## Short problem
Pull out every line from the line containing "Type out the text in this image." through the end of the material, both ends included, and reproduce it exactly. Keep pictures out.

Stored entries
━━━━━━━━━━

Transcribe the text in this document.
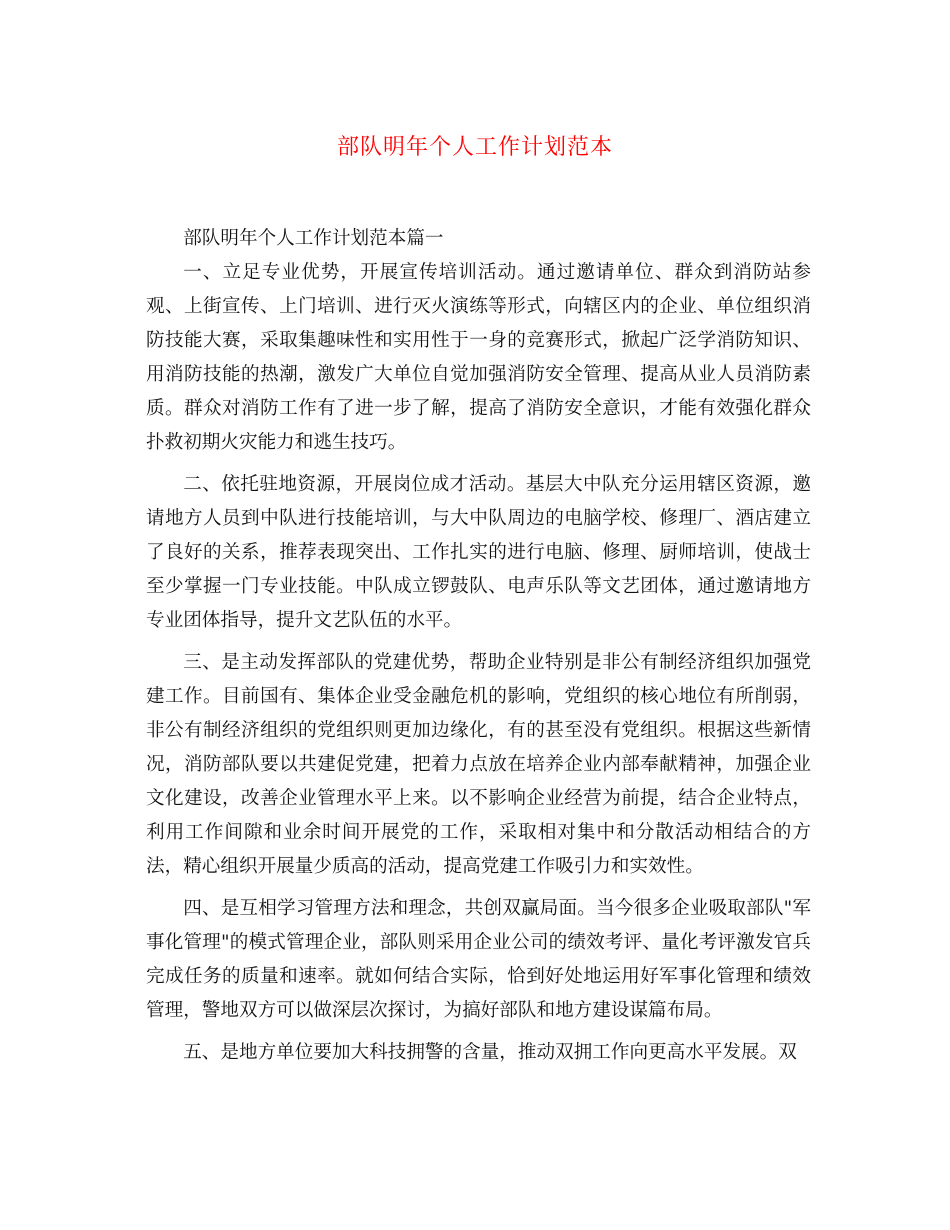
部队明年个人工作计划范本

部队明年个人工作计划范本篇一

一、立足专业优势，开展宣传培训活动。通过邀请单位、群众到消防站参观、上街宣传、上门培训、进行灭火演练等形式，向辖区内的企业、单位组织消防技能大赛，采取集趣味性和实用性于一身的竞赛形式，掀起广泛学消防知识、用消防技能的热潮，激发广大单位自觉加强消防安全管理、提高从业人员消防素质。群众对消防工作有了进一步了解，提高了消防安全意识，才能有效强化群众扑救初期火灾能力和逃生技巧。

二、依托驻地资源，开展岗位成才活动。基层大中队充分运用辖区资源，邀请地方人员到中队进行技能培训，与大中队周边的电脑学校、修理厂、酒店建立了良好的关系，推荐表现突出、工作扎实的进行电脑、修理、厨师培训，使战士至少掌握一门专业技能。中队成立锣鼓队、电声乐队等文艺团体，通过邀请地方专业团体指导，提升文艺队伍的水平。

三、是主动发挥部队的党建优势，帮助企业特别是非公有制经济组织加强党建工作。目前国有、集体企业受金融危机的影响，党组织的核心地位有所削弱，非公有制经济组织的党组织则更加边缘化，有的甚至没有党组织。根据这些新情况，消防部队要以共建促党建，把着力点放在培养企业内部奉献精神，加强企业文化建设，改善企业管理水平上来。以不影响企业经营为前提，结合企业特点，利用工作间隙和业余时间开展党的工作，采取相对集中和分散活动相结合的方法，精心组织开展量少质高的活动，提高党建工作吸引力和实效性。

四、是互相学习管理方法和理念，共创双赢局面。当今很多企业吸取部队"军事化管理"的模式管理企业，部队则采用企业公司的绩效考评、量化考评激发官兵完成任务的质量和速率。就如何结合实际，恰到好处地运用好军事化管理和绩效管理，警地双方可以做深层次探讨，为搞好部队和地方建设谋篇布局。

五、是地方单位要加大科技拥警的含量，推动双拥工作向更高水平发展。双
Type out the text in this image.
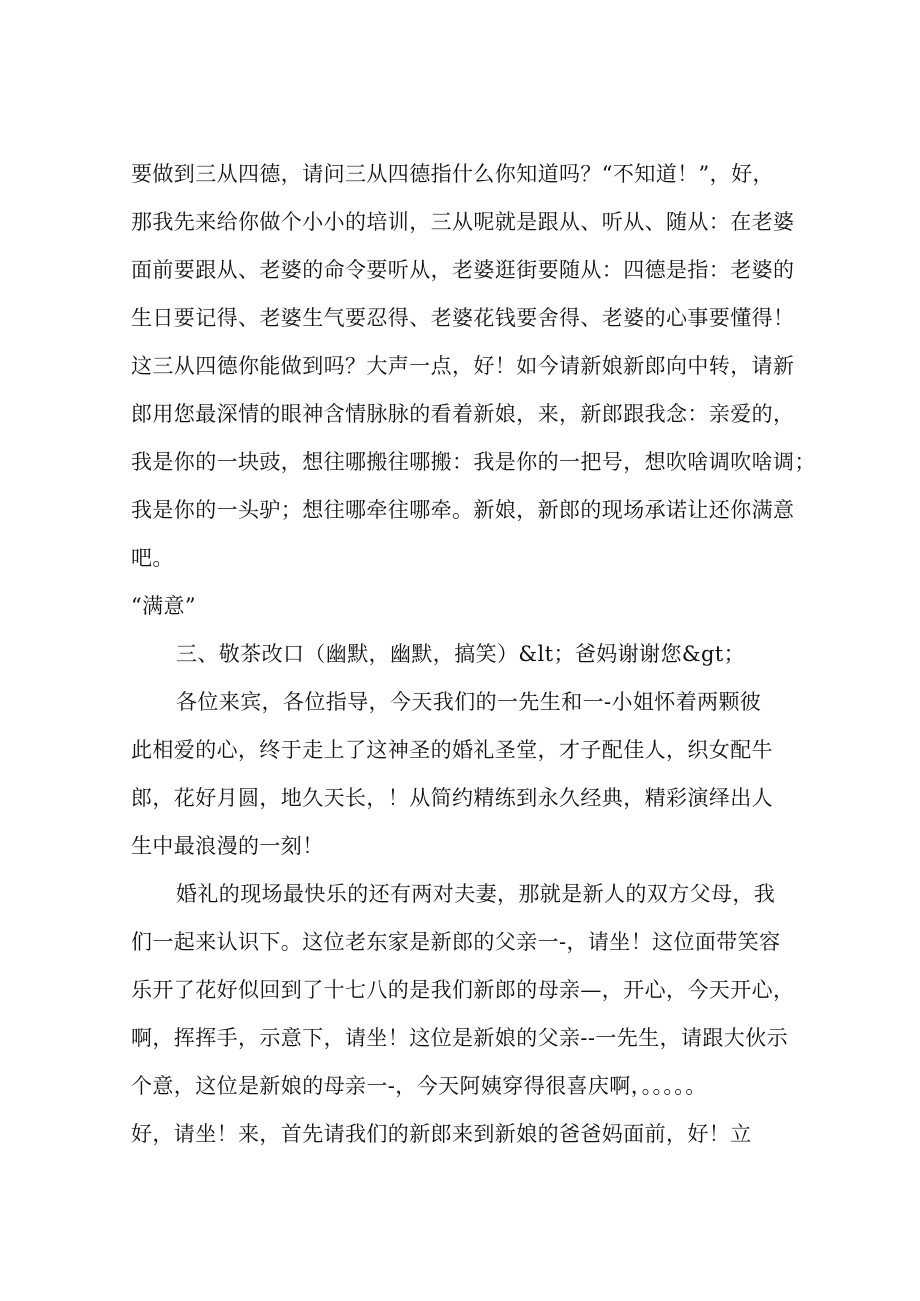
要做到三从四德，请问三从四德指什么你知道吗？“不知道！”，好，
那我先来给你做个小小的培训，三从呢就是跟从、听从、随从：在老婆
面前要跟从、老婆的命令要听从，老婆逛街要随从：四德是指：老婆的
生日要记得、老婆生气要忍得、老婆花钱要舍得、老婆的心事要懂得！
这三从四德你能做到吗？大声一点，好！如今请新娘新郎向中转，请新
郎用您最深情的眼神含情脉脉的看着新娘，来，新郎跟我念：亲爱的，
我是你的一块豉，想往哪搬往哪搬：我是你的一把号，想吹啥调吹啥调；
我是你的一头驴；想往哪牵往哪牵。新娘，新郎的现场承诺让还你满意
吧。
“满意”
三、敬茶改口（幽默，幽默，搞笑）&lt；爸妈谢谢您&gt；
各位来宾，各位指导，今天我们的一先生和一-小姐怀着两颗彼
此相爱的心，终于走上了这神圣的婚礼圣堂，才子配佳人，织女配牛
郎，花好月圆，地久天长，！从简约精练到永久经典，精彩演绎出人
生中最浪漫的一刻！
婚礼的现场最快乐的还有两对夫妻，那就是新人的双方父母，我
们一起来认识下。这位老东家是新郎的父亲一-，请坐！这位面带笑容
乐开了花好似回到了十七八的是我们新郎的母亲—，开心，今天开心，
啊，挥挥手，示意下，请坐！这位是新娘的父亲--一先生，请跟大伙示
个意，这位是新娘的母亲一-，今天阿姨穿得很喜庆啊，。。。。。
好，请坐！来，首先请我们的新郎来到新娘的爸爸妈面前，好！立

━━━━━━━━━━

## Exercise solution
Type out the text in this image.
要做到三从四德，请问三从四德指什么你知道吗？“不知道！”，好，
那我先来给你做个小小的培训，三从呢就是跟从、听从、随从：在老婆
面前要跟从、老婆的命令要听从，老婆逛街要随从：四德是指：老婆的
生日要记得、老婆生气要忍得、老婆花钱要舍得、老婆的心事要懂得！
这三从四德你能做到吗？大声一点，好！如今请新娘新郎向中转，请新
郎用您最深情的眼神含情脉脉的看着新娘，来，新郎跟我念：亲爱的，
我是你的一块豉，想往哪搬往哪搬：我是你的一把号，想吹啥调吹啥调；
我是你的一头驴；想往哪牵往哪牵。新娘，新郎的现场承诺让还你满意
吧。
“满意”
三、敬茶改口（幽默，幽默，搞笑）&lt；爸妈谢谢您&gt；
各位来宾，各位指导，今天我们的一先生和一-小姐怀着两颗彼
此相爱的心，终于走上了这神圣的婚礼圣堂，才子配佳人，织女配牛
郎，花好月圆，地久天长，！从简约精练到永久经典，精彩演绎出人
生中最浪漫的一刻！
婚礼的现场最快乐的还有两对夫妻，那就是新人的双方父母，我
们一起来认识下。这位老东家是新郎的父亲一-，请坐！这位面带笑容
乐开了花好似回到了十七八的是我们新郎的母亲—，开心，今天开心，
啊，挥挥手，示意下，请坐！这位是新娘的父亲--一先生，请跟大伙示
个意，这位是新娘的母亲一-，今天阿姨穿得很喜庆啊，。。。。。
好，请坐！来，首先请我们的新郎来到新娘的爸爸妈面前，好！立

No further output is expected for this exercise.